| JOB |
Copy the items word for word, beginning at the line that has "List every element" and stopping after the line that has "svg-text:0: 0 [658, 35, 664, 47]". Leave the pictures out of your copy.

| PROVIDED RECORDS |

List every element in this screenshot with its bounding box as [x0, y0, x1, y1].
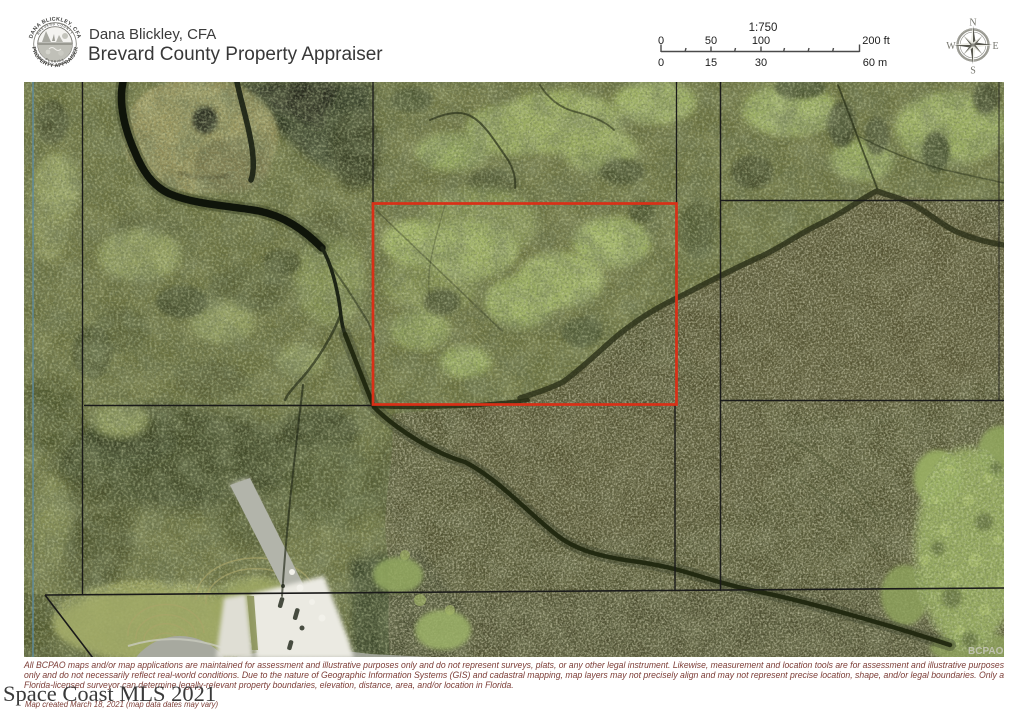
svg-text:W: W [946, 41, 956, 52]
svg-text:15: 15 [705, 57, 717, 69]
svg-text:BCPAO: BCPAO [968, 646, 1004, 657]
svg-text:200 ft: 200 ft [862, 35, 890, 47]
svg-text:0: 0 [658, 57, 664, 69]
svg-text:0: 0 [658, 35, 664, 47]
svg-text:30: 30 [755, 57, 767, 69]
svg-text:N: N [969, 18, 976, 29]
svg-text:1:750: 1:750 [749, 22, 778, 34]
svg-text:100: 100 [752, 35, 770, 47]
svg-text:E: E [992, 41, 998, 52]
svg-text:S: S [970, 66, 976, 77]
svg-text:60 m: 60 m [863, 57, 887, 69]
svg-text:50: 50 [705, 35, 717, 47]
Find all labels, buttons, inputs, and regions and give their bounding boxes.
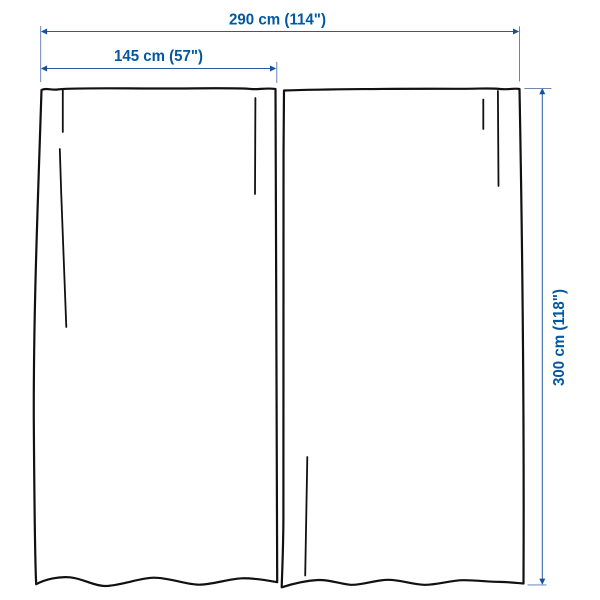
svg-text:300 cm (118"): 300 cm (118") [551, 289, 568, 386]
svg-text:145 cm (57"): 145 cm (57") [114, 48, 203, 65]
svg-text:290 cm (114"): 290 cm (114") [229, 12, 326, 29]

* * *

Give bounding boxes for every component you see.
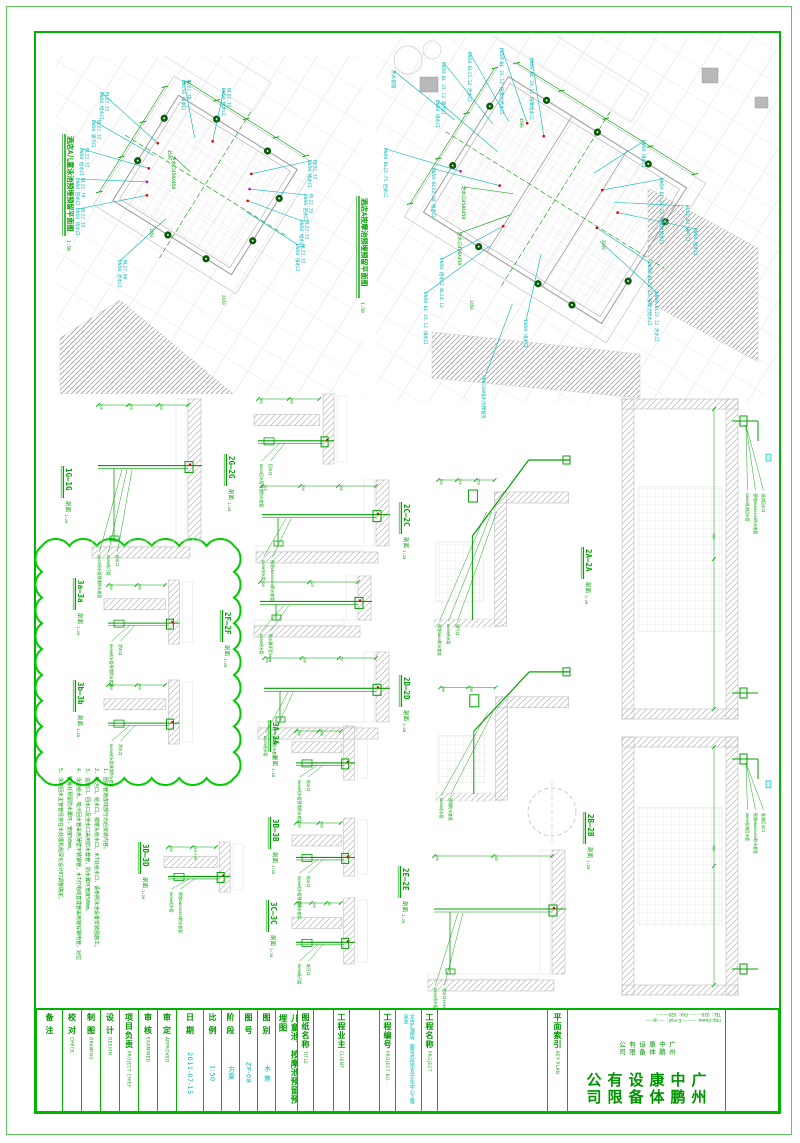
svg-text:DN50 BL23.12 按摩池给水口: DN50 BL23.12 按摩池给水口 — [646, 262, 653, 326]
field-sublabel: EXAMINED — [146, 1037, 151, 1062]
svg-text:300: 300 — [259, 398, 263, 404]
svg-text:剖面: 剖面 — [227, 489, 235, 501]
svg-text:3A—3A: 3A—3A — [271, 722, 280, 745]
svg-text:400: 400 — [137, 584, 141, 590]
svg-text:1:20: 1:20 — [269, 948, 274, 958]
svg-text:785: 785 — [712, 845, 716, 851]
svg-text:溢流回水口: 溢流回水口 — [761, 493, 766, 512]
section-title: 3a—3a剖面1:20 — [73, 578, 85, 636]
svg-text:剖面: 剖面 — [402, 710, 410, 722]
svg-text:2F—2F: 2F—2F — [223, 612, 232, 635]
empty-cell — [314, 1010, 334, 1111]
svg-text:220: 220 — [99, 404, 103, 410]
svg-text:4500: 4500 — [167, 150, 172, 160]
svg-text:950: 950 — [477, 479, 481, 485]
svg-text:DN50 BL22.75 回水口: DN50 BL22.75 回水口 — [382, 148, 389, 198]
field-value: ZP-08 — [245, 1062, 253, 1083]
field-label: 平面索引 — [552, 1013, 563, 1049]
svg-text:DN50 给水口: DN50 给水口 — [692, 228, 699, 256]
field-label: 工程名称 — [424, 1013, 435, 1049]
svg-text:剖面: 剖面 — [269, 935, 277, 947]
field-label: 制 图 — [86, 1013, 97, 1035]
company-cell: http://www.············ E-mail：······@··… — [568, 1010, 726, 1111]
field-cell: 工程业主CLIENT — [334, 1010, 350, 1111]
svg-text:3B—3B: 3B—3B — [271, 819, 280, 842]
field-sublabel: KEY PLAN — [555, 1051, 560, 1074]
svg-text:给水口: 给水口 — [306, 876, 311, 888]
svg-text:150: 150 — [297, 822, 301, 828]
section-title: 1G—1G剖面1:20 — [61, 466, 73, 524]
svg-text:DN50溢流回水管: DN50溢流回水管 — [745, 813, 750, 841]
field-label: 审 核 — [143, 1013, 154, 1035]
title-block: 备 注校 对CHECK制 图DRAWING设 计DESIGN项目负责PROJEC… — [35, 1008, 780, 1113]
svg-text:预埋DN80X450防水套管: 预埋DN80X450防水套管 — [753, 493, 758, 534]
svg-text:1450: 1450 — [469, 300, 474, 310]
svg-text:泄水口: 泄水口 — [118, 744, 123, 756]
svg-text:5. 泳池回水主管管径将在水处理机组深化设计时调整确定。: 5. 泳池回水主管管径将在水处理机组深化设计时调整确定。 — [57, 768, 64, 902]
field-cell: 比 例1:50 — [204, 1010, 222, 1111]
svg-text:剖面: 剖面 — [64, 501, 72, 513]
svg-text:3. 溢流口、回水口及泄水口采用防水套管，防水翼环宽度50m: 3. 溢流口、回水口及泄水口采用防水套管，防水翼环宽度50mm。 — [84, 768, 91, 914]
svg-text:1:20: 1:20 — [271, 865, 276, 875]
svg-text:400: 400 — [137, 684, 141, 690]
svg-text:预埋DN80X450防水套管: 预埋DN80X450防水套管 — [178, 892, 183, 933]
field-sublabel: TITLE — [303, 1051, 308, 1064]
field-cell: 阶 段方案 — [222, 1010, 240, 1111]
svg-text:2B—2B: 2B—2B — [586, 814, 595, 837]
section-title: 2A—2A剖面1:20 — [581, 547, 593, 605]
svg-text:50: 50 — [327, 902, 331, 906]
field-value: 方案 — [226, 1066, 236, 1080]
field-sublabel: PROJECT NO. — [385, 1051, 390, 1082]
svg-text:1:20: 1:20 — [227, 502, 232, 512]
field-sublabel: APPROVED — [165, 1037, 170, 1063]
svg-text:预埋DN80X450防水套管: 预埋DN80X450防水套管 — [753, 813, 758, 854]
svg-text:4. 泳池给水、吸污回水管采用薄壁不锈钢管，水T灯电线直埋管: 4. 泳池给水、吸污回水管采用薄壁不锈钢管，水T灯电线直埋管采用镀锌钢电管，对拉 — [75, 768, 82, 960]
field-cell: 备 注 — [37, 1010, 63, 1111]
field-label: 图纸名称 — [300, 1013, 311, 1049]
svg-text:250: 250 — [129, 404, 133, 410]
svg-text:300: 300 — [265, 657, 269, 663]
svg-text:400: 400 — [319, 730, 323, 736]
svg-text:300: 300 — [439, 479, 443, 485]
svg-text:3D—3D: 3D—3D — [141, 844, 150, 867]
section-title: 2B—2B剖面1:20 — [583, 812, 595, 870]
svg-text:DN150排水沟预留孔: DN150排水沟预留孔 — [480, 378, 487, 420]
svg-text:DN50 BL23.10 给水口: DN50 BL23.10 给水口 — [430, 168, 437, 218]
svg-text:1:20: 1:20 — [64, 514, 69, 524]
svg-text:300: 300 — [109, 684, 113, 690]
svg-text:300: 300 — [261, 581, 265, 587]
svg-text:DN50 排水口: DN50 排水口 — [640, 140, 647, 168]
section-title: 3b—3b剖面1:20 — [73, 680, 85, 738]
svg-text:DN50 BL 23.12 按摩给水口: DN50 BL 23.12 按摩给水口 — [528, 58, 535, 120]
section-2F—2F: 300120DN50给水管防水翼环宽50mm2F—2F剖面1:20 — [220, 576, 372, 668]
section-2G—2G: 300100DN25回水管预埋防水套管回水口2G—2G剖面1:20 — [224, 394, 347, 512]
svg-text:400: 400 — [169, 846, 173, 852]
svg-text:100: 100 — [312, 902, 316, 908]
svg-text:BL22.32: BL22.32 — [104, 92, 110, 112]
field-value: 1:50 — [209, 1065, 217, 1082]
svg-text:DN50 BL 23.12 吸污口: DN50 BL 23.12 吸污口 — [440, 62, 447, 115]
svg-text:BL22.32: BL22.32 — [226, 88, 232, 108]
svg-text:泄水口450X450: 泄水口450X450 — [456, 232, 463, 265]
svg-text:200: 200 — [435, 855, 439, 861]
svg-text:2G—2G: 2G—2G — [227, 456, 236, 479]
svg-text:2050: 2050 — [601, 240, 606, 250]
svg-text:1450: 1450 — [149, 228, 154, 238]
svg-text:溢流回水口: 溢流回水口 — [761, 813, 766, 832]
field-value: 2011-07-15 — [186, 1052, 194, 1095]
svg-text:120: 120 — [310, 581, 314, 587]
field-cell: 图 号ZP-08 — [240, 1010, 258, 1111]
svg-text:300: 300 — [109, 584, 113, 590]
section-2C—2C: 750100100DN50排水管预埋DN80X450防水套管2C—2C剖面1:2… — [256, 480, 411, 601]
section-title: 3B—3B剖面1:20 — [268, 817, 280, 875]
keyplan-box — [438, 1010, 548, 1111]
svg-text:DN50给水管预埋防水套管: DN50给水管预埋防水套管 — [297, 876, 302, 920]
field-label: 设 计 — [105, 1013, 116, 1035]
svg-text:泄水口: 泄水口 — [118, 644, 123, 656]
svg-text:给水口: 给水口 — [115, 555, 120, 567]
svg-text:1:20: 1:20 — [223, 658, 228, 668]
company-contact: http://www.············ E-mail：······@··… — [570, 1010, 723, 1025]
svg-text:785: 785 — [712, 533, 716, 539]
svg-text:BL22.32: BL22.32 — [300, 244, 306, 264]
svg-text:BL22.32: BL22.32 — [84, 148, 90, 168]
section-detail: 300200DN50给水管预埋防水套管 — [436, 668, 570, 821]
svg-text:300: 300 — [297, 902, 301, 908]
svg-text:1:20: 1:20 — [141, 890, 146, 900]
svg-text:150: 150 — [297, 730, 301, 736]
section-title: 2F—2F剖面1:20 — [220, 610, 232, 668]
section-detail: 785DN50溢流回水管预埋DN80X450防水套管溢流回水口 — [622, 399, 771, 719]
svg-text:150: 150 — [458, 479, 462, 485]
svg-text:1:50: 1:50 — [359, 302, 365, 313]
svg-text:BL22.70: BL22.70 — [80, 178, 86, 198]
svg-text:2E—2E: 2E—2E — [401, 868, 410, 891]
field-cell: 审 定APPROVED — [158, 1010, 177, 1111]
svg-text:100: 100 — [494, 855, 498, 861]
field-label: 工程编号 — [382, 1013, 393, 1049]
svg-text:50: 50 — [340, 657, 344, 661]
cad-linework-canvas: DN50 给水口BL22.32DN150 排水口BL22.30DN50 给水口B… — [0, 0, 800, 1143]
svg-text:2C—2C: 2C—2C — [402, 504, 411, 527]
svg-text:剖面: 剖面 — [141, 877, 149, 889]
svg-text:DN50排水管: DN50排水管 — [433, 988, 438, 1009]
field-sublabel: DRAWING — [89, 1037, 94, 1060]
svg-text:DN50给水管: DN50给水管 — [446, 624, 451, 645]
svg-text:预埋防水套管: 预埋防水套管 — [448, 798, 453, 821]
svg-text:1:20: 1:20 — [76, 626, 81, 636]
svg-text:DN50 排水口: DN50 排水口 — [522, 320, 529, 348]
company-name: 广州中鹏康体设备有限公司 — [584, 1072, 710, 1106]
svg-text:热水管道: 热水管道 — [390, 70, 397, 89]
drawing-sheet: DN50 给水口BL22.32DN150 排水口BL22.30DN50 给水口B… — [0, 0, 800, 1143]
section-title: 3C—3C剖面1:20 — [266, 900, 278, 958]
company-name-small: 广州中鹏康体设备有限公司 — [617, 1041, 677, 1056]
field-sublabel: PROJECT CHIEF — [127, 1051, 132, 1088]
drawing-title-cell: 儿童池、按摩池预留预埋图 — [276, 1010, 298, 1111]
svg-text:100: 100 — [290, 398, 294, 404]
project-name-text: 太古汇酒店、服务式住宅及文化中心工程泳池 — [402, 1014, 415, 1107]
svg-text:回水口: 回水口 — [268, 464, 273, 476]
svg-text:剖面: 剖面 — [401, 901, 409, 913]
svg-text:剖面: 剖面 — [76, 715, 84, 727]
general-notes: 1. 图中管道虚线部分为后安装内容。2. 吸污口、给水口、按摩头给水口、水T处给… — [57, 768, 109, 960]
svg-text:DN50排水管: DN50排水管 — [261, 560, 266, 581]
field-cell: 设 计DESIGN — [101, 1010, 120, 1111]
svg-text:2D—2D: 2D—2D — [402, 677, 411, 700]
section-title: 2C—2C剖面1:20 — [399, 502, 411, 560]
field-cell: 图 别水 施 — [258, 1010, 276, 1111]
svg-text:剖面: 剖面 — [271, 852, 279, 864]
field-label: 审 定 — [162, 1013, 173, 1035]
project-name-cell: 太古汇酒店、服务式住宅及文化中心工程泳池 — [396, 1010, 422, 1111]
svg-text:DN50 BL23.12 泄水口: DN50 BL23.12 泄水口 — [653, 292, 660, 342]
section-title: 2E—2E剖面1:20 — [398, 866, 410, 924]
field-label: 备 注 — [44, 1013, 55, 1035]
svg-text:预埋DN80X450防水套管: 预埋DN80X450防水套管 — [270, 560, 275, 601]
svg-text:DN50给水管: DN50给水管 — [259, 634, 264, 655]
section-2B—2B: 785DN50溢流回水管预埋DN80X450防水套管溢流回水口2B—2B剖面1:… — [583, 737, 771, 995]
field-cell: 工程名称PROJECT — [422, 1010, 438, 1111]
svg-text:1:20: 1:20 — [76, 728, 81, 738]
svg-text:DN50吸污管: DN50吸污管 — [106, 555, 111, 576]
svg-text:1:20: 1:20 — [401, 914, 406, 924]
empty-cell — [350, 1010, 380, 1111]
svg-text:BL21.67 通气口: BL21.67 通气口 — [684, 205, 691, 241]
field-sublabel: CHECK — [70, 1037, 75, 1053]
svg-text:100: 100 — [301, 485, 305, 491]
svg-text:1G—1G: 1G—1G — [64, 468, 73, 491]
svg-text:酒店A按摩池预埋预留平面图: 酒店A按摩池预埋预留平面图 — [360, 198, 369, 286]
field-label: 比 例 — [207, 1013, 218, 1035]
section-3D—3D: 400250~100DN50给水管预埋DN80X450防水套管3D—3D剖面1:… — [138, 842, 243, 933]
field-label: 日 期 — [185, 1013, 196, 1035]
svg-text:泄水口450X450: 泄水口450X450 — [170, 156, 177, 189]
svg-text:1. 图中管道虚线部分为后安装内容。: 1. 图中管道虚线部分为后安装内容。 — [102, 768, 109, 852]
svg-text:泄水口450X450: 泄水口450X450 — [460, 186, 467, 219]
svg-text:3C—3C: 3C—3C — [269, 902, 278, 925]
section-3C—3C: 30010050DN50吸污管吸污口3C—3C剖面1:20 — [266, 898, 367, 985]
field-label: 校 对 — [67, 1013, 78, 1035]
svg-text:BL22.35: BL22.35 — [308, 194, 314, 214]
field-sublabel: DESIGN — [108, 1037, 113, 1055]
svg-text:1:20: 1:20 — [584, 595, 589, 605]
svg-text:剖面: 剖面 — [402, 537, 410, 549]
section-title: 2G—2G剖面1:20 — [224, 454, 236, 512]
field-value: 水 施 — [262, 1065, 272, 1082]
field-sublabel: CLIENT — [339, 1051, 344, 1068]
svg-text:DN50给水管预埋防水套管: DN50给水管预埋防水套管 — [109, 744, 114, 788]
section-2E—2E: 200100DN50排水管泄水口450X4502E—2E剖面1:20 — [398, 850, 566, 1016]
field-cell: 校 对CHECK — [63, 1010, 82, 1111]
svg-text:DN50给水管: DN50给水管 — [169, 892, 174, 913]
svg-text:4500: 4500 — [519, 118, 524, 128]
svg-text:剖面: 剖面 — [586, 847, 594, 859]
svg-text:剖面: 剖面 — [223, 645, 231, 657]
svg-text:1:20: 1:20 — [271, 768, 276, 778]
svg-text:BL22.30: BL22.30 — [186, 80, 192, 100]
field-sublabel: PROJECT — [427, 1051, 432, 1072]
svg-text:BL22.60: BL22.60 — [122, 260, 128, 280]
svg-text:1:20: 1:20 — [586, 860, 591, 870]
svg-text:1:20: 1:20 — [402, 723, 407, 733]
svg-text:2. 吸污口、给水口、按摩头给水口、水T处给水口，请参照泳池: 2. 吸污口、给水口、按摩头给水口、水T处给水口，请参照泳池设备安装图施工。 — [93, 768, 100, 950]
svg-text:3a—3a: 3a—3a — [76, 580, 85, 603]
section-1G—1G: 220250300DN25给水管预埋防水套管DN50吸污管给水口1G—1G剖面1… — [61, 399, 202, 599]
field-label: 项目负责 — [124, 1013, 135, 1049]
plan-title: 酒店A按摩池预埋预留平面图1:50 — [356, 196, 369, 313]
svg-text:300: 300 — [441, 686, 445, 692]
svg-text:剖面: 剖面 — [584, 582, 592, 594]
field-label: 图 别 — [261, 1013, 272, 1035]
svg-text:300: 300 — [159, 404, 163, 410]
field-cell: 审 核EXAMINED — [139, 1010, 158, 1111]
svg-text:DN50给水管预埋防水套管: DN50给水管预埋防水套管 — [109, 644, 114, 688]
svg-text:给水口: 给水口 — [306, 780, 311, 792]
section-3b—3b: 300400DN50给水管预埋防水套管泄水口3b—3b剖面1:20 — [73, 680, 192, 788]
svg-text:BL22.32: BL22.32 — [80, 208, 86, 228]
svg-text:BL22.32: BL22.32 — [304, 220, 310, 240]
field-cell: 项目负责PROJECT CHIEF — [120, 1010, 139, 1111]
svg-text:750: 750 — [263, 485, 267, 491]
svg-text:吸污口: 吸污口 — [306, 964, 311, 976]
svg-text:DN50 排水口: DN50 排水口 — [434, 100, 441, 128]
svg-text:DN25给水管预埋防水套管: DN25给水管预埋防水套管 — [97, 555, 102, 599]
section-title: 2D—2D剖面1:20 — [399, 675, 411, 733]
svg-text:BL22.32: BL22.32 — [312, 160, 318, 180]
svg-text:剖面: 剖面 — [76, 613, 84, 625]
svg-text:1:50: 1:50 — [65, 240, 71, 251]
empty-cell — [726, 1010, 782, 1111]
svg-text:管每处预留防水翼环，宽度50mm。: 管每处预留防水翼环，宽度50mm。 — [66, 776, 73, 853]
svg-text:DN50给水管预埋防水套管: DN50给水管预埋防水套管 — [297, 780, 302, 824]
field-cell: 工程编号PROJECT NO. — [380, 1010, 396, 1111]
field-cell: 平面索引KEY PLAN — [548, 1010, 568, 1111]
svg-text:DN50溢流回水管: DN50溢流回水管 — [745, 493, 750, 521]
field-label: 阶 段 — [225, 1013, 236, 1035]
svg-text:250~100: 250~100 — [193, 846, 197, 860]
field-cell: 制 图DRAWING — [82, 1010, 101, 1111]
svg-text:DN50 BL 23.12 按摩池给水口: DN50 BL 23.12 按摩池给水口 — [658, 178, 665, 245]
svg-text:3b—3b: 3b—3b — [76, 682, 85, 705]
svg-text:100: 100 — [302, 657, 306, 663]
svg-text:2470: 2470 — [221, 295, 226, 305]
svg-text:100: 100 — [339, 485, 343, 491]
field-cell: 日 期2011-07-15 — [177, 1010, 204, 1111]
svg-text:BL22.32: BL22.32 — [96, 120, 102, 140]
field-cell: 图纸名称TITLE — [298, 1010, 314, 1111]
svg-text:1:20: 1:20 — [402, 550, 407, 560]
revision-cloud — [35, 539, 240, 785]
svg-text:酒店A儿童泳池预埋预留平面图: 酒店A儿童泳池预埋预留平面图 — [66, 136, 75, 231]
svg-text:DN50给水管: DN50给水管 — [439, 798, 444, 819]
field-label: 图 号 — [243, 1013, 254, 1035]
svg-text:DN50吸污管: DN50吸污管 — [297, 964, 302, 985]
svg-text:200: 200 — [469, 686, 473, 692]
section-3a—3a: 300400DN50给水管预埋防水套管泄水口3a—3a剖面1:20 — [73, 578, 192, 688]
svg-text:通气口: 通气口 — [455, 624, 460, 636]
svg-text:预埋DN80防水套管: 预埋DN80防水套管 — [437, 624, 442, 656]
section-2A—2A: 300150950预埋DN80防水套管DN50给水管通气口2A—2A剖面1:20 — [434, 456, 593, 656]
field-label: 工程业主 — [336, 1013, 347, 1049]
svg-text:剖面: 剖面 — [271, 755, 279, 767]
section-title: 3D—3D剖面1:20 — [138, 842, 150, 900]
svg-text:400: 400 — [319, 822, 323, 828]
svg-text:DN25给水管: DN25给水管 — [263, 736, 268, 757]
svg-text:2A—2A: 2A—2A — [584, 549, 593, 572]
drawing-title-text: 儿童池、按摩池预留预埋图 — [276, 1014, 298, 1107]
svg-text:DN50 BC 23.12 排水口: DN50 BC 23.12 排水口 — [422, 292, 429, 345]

| RESULT OF THIS TASK |
List every element in this screenshot with its bounding box as [x0, y0, x1, y1].
svg-text:W: W [946, 41, 956, 52]
svg-text:15: 15 [705, 57, 717, 69]
svg-text:BCPAO: BCPAO [968, 646, 1004, 657]
svg-text:200 ft: 200 ft [862, 35, 890, 47]
svg-text:0: 0 [658, 57, 664, 69]
svg-text:0: 0 [658, 35, 664, 47]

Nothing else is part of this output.